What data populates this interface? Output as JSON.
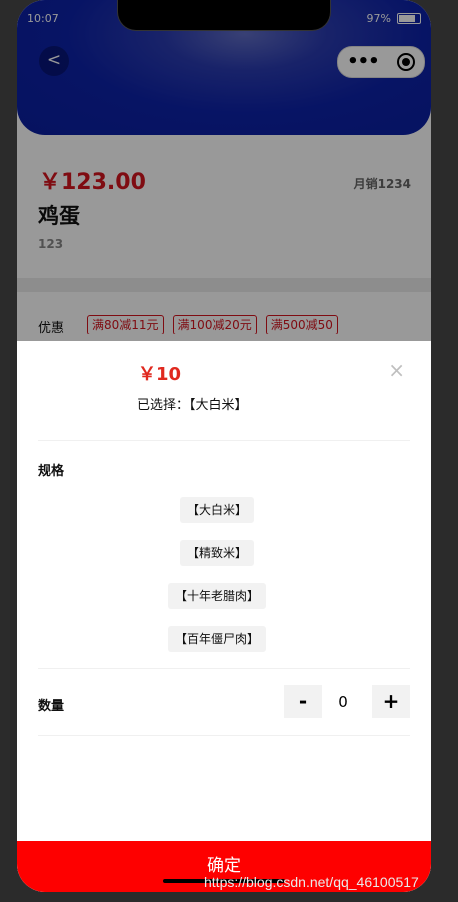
{
  "status_bar": {
    "time": "10:07",
    "battery": "97%"
  },
  "nav": {
    "back_symbol": "<"
  },
  "product": {
    "price": "￥123.00",
    "monthly_sales": "月销1234",
    "name": "鸡蛋",
    "code": "123"
  },
  "promotions": {
    "label": "优惠",
    "tags": [
      "满80减11元",
      "满100减20元",
      "满500减50"
    ]
  },
  "sheet": {
    "price": "￥10",
    "close_symbol": "×",
    "selected_label": "已选择：【大白米】",
    "spec_title": "规格",
    "spec_options": [
      "【大白米】",
      "【精致米】",
      "【十年老腊肉】",
      "【百年僵尸肉】"
    ],
    "quantity_label": "数量",
    "minus_label": "-",
    "quantity_value": "0",
    "plus_label": "+",
    "confirm_label": "确定"
  },
  "watermark": "https://blog.csdn.net/qq_46100517",
  "colors": {
    "hero_blue": "#0d22a8",
    "price_red": "#d4141e",
    "confirm_red": "#fe0000"
  }
}
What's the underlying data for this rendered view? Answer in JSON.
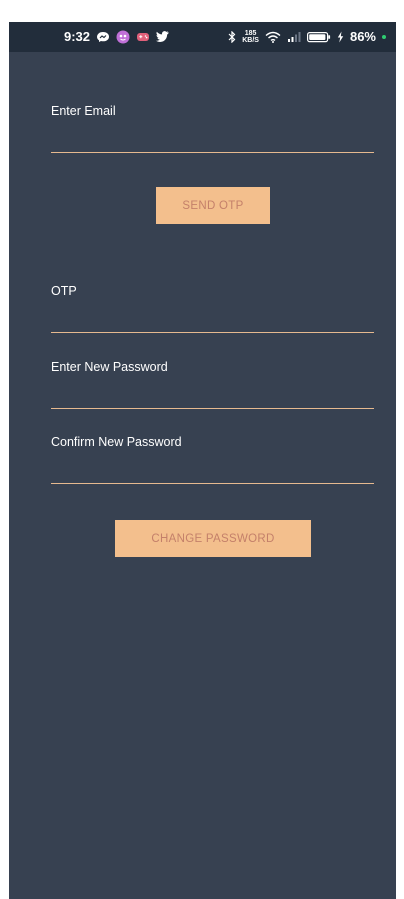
{
  "status_bar": {
    "time": "9:32",
    "network_speed_value": "185",
    "network_speed_unit": "KB/S",
    "battery_percent": "86%",
    "icons": [
      "messenger-icon",
      "avatar-icon",
      "game-icon",
      "twitter-icon",
      "bluetooth-icon",
      "wifi-icon",
      "signal-icon",
      "battery-icon",
      "charging-icon"
    ]
  },
  "form": {
    "email_label": "Enter Email",
    "email_value": "",
    "send_otp_label": "SEND OTP",
    "otp_label": "OTP",
    "otp_value": "",
    "new_password_label": "Enter New Password",
    "new_password_value": "",
    "confirm_password_label": "Confirm New Password",
    "confirm_password_value": "",
    "change_password_label": "CHANGE PASSWORD"
  },
  "colors": {
    "background": "#374151",
    "status_bar": "#222d3b",
    "accent": "#f3bf8d",
    "button_text": "#c4806a",
    "underline": "#e6b98f"
  }
}
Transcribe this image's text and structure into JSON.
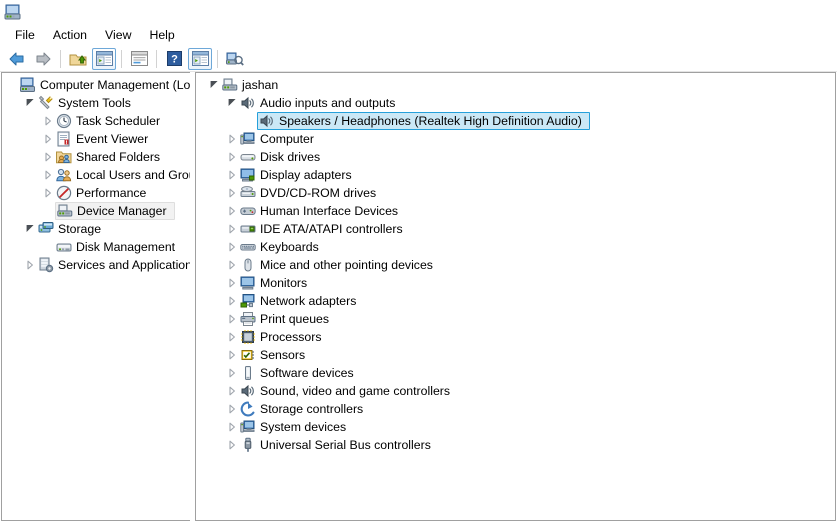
{
  "window": {
    "app_icon": "computer-management-icon"
  },
  "menubar": {
    "items": [
      {
        "label": "File",
        "name": "menu-file"
      },
      {
        "label": "Action",
        "name": "menu-action"
      },
      {
        "label": "View",
        "name": "menu-view"
      },
      {
        "label": "Help",
        "name": "menu-help"
      }
    ]
  },
  "toolbar": {
    "buttons": [
      {
        "icon": "back-arrow-icon",
        "framed": false
      },
      {
        "icon": "forward-arrow-icon",
        "framed": false
      },
      {
        "icon": "up-folder-icon",
        "framed": false
      },
      {
        "icon": "show-hide-console-tree-icon",
        "framed": true
      },
      {
        "icon": "properties-icon",
        "framed": false
      },
      {
        "icon": "help-icon",
        "framed": false
      },
      {
        "icon": "show-hide-action-pane-icon",
        "framed": true
      },
      {
        "icon": "scan-for-hardware-changes-icon",
        "framed": false
      }
    ]
  },
  "left_tree": {
    "items": [
      {
        "label": "Computer Management (Local",
        "icon": "computer-management-icon",
        "indent": 0,
        "state": "none",
        "selected": "none"
      },
      {
        "label": "System Tools",
        "icon": "system-tools-icon",
        "indent": 1,
        "state": "expanded",
        "selected": "none"
      },
      {
        "label": "Task Scheduler",
        "icon": "task-scheduler-icon",
        "indent": 2,
        "state": "collapsed",
        "selected": "none"
      },
      {
        "label": "Event Viewer",
        "icon": "event-viewer-icon",
        "indent": 2,
        "state": "collapsed",
        "selected": "none"
      },
      {
        "label": "Shared Folders",
        "icon": "shared-folders-icon",
        "indent": 2,
        "state": "collapsed",
        "selected": "none"
      },
      {
        "label": "Local Users and Groups",
        "icon": "local-users-groups-icon",
        "indent": 2,
        "state": "collapsed",
        "selected": "none"
      },
      {
        "label": "Performance",
        "icon": "performance-icon",
        "indent": 2,
        "state": "collapsed",
        "selected": "none"
      },
      {
        "label": "Device Manager",
        "icon": "device-manager-icon",
        "indent": 2,
        "state": "none",
        "selected": "inactive"
      },
      {
        "label": "Storage",
        "icon": "storage-icon",
        "indent": 1,
        "state": "expanded",
        "selected": "none"
      },
      {
        "label": "Disk Management",
        "icon": "disk-management-icon",
        "indent": 2,
        "state": "none",
        "selected": "none"
      },
      {
        "label": "Services and Applications",
        "icon": "services-apps-icon",
        "indent": 1,
        "state": "collapsed",
        "selected": "none"
      }
    ]
  },
  "device_tree": {
    "items": [
      {
        "label": "jashan",
        "icon": "computer-root-icon",
        "indent": 0,
        "state": "expanded",
        "selected": "none"
      },
      {
        "label": "Audio inputs and outputs",
        "icon": "speaker-icon",
        "indent": 1,
        "state": "expanded",
        "selected": "none"
      },
      {
        "label": "Speakers / Headphones (Realtek High Definition Audio)",
        "icon": "speaker-icon",
        "indent": 2,
        "state": "none",
        "selected": "active"
      },
      {
        "label": "Computer",
        "icon": "computer-icon",
        "indent": 1,
        "state": "collapsed",
        "selected": "none"
      },
      {
        "label": "Disk drives",
        "icon": "disk-drive-icon",
        "indent": 1,
        "state": "collapsed",
        "selected": "none"
      },
      {
        "label": "Display adapters",
        "icon": "display-adapter-icon",
        "indent": 1,
        "state": "collapsed",
        "selected": "none"
      },
      {
        "label": "DVD/CD-ROM drives",
        "icon": "dvd-drive-icon",
        "indent": 1,
        "state": "collapsed",
        "selected": "none"
      },
      {
        "label": "Human Interface Devices",
        "icon": "hid-icon",
        "indent": 1,
        "state": "collapsed",
        "selected": "none"
      },
      {
        "label": "IDE ATA/ATAPI controllers",
        "icon": "ide-controller-icon",
        "indent": 1,
        "state": "collapsed",
        "selected": "none"
      },
      {
        "label": "Keyboards",
        "icon": "keyboard-icon",
        "indent": 1,
        "state": "collapsed",
        "selected": "none"
      },
      {
        "label": "Mice and other pointing devices",
        "icon": "mouse-icon",
        "indent": 1,
        "state": "collapsed",
        "selected": "none"
      },
      {
        "label": "Monitors",
        "icon": "monitor-icon",
        "indent": 1,
        "state": "collapsed",
        "selected": "none"
      },
      {
        "label": "Network adapters",
        "icon": "network-adapter-icon",
        "indent": 1,
        "state": "collapsed",
        "selected": "none"
      },
      {
        "label": "Print queues",
        "icon": "printer-icon",
        "indent": 1,
        "state": "collapsed",
        "selected": "none"
      },
      {
        "label": "Processors",
        "icon": "processor-icon",
        "indent": 1,
        "state": "collapsed",
        "selected": "none"
      },
      {
        "label": "Sensors",
        "icon": "sensor-icon",
        "indent": 1,
        "state": "collapsed",
        "selected": "none"
      },
      {
        "label": "Software devices",
        "icon": "software-device-icon",
        "indent": 1,
        "state": "collapsed",
        "selected": "none"
      },
      {
        "label": "Sound, video and game controllers",
        "icon": "speaker-icon",
        "indent": 1,
        "state": "collapsed",
        "selected": "none"
      },
      {
        "label": "Storage controllers",
        "icon": "storage-controller-icon",
        "indent": 1,
        "state": "collapsed",
        "selected": "none"
      },
      {
        "label": "System devices",
        "icon": "computer-icon",
        "indent": 1,
        "state": "collapsed",
        "selected": "none"
      },
      {
        "label": "Universal Serial Bus controllers",
        "icon": "usb-icon",
        "indent": 1,
        "state": "collapsed",
        "selected": "none"
      }
    ]
  },
  "colors": {
    "selection_active_bg": "#cbe8f6",
    "selection_active_border": "#26a0da",
    "selection_inactive_bg": "#f2f2f2",
    "selection_inactive_border": "#dedede",
    "pane_border": "#a0a0a0",
    "toolbar_frame": "#6ea8d8"
  }
}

══════════════════════════════

Repeat the material verbatim. Do not carry over any picture.

What data populates this interface? Output as JSON.
{
  "status_bar": {
    "time": "10:07",
    "battery": "97%"
  },
  "nav": {
    "back_symbol": "<"
  },
  "product": {
    "price": "￥123.00",
    "monthly_sales": "月销1234",
    "name": "鸡蛋",
    "code": "123"
  },
  "promotions": {
    "label": "优惠",
    "tags": [
      "满80减11元",
      "满100减20元",
      "满500减50"
    ]
  },
  "sheet": {
    "price": "￥10",
    "close_symbol": "×",
    "selected_label": "已选择：【大白米】",
    "spec_title": "规格",
    "spec_options": [
      "【大白米】",
      "【精致米】",
      "【十年老腊肉】",
      "【百年僵尸肉】"
    ],
    "quantity_label": "数量",
    "minus_label": "-",
    "quantity_value": "0",
    "plus_label": "+",
    "confirm_label": "确定"
  },
  "watermark": "https://blog.csdn.net/qq_46100517",
  "colors": {
    "hero_blue": "#0d22a8",
    "price_red": "#d4141e",
    "confirm_red": "#fe0000"
  }
}
What's the underlying data for this rendered view? Answer in JSON.
{
  "status_bar": {
    "time": "9:32",
    "network_speed_value": "185",
    "network_speed_unit": "KB/S",
    "battery_percent": "86%",
    "icons": [
      "messenger-icon",
      "avatar-icon",
      "game-icon",
      "twitter-icon",
      "bluetooth-icon",
      "wifi-icon",
      "signal-icon",
      "battery-icon",
      "charging-icon"
    ]
  },
  "form": {
    "email_label": "Enter Email",
    "email_value": "",
    "send_otp_label": "SEND OTP",
    "otp_label": "OTP",
    "otp_value": "",
    "new_password_label": "Enter New Password",
    "new_password_value": "",
    "confirm_password_label": "Confirm New Password",
    "confirm_password_value": "",
    "change_password_label": "CHANGE PASSWORD"
  },
  "colors": {
    "background": "#374151",
    "status_bar": "#222d3b",
    "accent": "#f3bf8d",
    "button_text": "#c4806a",
    "underline": "#e6b98f"
  }
}
Transcribe this image's text and structure into JSON.
{
  "window": {
    "app_icon": "computer-management-icon"
  },
  "menubar": {
    "items": [
      {
        "label": "File",
        "name": "menu-file"
      },
      {
        "label": "Action",
        "name": "menu-action"
      },
      {
        "label": "View",
        "name": "menu-view"
      },
      {
        "label": "Help",
        "name": "menu-help"
      }
    ]
  },
  "toolbar": {
    "buttons": [
      {
        "icon": "back-arrow-icon",
        "framed": false
      },
      {
        "icon": "forward-arrow-icon",
        "framed": false
      },
      {
        "icon": "up-folder-icon",
        "framed": false
      },
      {
        "icon": "show-hide-console-tree-icon",
        "framed": true
      },
      {
        "icon": "properties-icon",
        "framed": false
      },
      {
        "icon": "help-icon",
        "framed": false
      },
      {
        "icon": "show-hide-action-pane-icon",
        "framed": true
      },
      {
        "icon": "scan-for-hardware-changes-icon",
        "framed": false
      }
    ]
  },
  "left_tree": {
    "items": [
      {
        "label": "Computer Management (Local",
        "icon": "computer-management-icon",
        "indent": 0,
        "state": "none",
        "selected": "none"
      },
      {
        "label": "System Tools",
        "icon": "system-tools-icon",
        "indent": 1,
        "state": "expanded",
        "selected": "none"
      },
      {
        "label": "Task Scheduler",
        "icon": "task-scheduler-icon",
        "indent": 2,
        "state": "collapsed",
        "selected": "none"
      },
      {
        "label": "Event Viewer",
        "icon": "event-viewer-icon",
        "indent": 2,
        "state": "collapsed",
        "selected": "none"
      },
      {
        "label": "Shared Folders",
        "icon": "shared-folders-icon",
        "indent": 2,
        "state": "collapsed",
        "selected": "none"
      },
      {
        "label": "Local Users and Groups",
        "icon": "local-users-groups-icon",
        "indent": 2,
        "state": "collapsed",
        "selected": "none"
      },
      {
        "label": "Performance",
        "icon": "performance-icon",
        "indent": 2,
        "state": "collapsed",
        "selected": "none"
      },
      {
        "label": "Device Manager",
        "icon": "device-manager-icon",
        "indent": 2,
        "state": "none",
        "selected": "inactive"
      },
      {
        "label": "Storage",
        "icon": "storage-icon",
        "indent": 1,
        "state": "expanded",
        "selected": "none"
      },
      {
        "label": "Disk Management",
        "icon": "disk-management-icon",
        "indent": 2,
        "state": "none",
        "selected": "none"
      },
      {
        "label": "Services and Applications",
        "icon": "services-apps-icon",
        "indent": 1,
        "state": "collapsed",
        "selected": "none"
      }
    ]
  },
  "device_tree": {
    "items": [
      {
        "label": "jashan",
        "icon": "computer-root-icon",
        "indent": 0,
        "state": "expanded",
        "selected": "none"
      },
      {
        "label": "Audio inputs and outputs",
        "icon": "speaker-icon",
        "indent": 1,
        "state": "expanded",
        "selected": "none"
      },
      {
        "label": "Speakers / Headphones (Realtek High Definition Audio)",
        "icon": "speaker-icon",
        "indent": 2,
        "state": "none",
        "selected": "active"
      },
      {
        "label": "Computer",
        "icon": "computer-icon",
        "indent": 1,
        "state": "collapsed",
        "selected": "none"
      },
      {
        "label": "Disk drives",
        "icon": "disk-drive-icon",
        "indent": 1,
        "state": "collapsed",
        "selected": "none"
      },
      {
        "label": "Display adapters",
        "icon": "display-adapter-icon",
        "indent": 1,
        "state": "collapsed",
        "selected": "none"
      },
      {
        "label": "DVD/CD-ROM drives",
        "icon": "dvd-drive-icon",
        "indent": 1,
        "state": "collapsed",
        "selected": "none"
      },
      {
        "label": "Human Interface Devices",
        "icon": "hid-icon",
        "indent": 1,
        "state": "collapsed",
        "selected": "none"
      },
      {
        "label": "IDE ATA/ATAPI controllers",
        "icon": "ide-controller-icon",
        "indent": 1,
        "state": "collapsed",
        "selected": "none"
      },
      {
        "label": "Keyboards",
        "icon": "keyboard-icon",
        "indent": 1,
        "state": "collapsed",
        "selected": "none"
      },
      {
        "label": "Mice and other pointing devices",
        "icon": "mouse-icon",
        "indent": 1,
        "state": "collapsed",
        "selected": "none"
      },
      {
        "label": "Monitors",
        "icon": "monitor-icon",
        "indent": 1,
        "state": "collapsed",
        "selected": "none"
      },
      {
        "label": "Network adapters",
        "icon": "network-adapter-icon",
        "indent": 1,
        "state": "collapsed",
        "selected": "none"
      },
      {
        "label": "Print queues",
        "icon": "printer-icon",
        "indent": 1,
        "state": "collapsed",
        "selected": "none"
      },
      {
        "label": "Processors",
        "icon": "processor-icon",
        "indent": 1,
        "state": "collapsed",
        "selected": "none"
      },
      {
        "label": "Sensors",
        "icon": "sensor-icon",
        "indent": 1,
        "state": "collapsed",
        "selected": "none"
      },
      {
        "label": "Software devices",
        "icon": "software-device-icon",
        "indent": 1,
        "state": "collapsed",
        "selected": "none"
      },
      {
        "label": "Sound, video and game controllers",
        "icon": "speaker-icon",
        "indent": 1,
        "state": "collapsed",
        "selected": "none"
      },
      {
        "label": "Storage controllers",
        "icon": "storage-controller-icon",
        "indent": 1,
        "state": "collapsed",
        "selected": "none"
      },
      {
        "label": "System devices",
        "icon": "computer-icon",
        "indent": 1,
        "state": "collapsed",
        "selected": "none"
      },
      {
        "label": "Universal Serial Bus controllers",
        "icon": "usb-icon",
        "indent": 1,
        "state": "collapsed",
        "selected": "none"
      }
    ]
  },
  "colors": {
    "selection_active_bg": "#cbe8f6",
    "selection_active_border": "#26a0da",
    "selection_inactive_bg": "#f2f2f2",
    "selection_inactive_border": "#dedede",
    "pane_border": "#a0a0a0",
    "toolbar_frame": "#6ea8d8"
  }
}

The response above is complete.